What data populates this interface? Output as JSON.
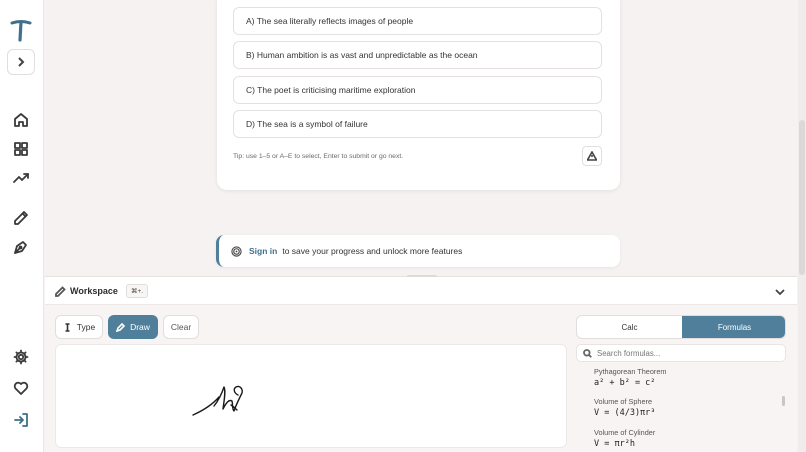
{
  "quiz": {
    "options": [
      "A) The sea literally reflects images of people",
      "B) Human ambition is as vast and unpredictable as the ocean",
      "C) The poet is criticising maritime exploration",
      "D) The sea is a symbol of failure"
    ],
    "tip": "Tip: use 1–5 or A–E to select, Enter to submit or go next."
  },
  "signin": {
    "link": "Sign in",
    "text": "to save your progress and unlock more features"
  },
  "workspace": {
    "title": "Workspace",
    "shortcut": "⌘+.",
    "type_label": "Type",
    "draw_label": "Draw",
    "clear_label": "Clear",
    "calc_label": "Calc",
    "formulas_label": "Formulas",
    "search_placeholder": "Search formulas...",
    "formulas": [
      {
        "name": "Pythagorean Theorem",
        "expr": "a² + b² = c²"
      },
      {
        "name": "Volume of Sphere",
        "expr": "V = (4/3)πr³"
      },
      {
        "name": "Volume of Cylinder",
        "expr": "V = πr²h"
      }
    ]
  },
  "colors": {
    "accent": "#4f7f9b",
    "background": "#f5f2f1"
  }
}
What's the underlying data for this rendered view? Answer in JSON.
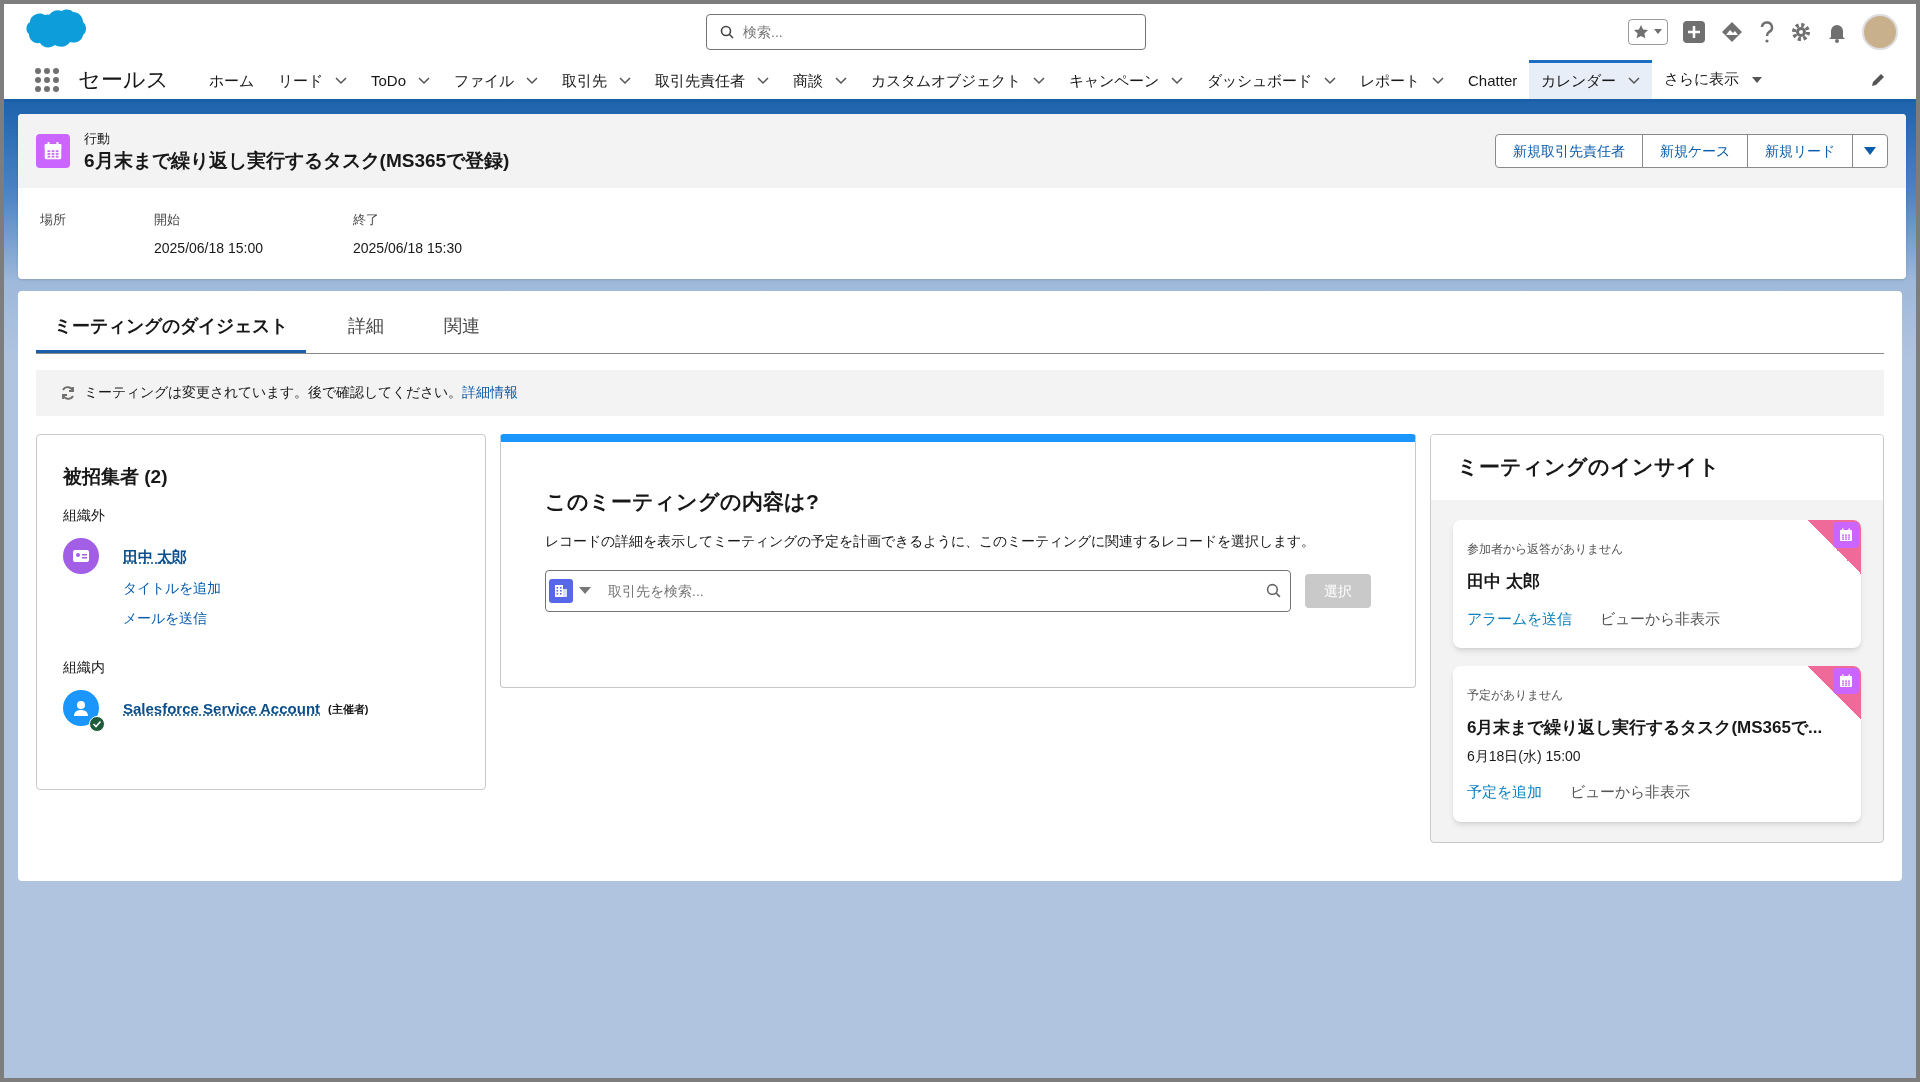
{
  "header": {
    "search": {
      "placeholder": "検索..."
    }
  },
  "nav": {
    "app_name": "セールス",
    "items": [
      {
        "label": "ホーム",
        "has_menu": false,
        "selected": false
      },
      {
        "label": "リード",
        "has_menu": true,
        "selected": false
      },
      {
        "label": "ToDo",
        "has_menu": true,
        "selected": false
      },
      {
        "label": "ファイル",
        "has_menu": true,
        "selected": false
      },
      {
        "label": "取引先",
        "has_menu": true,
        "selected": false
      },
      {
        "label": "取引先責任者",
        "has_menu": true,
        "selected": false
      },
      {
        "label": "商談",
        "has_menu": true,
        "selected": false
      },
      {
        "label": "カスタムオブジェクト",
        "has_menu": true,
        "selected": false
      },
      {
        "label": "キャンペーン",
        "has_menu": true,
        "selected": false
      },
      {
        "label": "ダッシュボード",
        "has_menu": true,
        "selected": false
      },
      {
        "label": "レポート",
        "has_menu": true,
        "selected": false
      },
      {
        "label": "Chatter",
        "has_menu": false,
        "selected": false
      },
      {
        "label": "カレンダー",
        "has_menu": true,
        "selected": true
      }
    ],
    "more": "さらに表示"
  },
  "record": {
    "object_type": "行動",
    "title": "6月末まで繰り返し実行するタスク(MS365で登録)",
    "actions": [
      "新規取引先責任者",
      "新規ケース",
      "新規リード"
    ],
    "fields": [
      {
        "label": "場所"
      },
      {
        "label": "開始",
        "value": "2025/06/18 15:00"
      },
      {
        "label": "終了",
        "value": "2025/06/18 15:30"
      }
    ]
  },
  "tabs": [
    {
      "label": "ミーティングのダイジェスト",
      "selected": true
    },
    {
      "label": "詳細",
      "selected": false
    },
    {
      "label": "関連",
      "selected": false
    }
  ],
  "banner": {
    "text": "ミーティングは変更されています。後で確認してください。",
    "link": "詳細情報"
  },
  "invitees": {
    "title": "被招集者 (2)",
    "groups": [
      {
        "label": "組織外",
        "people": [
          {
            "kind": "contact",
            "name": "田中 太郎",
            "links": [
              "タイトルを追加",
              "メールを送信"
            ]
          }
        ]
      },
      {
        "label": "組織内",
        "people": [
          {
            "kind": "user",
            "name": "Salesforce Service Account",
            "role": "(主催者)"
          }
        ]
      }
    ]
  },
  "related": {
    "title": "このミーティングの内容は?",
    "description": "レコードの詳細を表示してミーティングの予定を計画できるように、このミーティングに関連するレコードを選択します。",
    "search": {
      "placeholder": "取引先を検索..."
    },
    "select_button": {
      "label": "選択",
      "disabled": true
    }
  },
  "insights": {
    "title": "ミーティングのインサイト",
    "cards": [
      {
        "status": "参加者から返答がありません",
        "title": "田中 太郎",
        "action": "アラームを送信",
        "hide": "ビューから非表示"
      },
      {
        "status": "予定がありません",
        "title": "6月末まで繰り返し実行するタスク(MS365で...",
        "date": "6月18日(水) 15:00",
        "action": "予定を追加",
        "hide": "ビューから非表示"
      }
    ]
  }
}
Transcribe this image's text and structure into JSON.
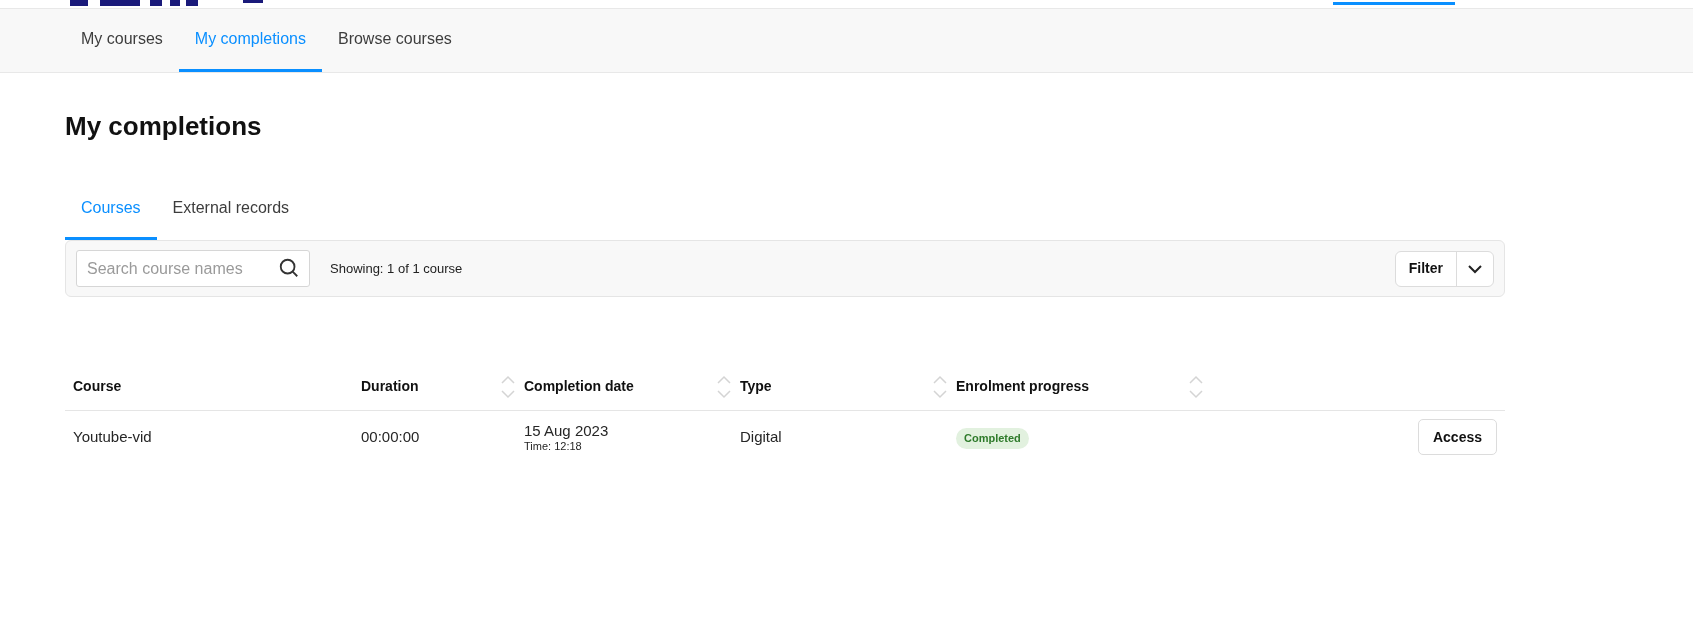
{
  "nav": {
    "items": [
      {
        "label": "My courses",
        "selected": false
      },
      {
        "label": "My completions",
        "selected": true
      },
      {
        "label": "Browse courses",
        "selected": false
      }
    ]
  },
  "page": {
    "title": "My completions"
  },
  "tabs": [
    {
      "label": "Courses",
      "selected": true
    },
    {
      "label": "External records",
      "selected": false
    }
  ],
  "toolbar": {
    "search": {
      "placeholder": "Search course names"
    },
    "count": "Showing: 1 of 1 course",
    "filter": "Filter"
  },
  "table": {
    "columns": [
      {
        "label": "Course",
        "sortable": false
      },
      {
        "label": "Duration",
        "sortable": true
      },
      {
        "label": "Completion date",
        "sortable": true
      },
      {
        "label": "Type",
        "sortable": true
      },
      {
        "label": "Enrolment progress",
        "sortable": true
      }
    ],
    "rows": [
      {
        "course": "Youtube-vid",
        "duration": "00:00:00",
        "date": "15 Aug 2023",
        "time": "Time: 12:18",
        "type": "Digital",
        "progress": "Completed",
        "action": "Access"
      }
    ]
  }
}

***

Lines that include the word "date" are to be extracted from the data above.

        "date": "6月18日(水) 15:00",
        "label": "Completion date",
        "date": "15 Aug 2023",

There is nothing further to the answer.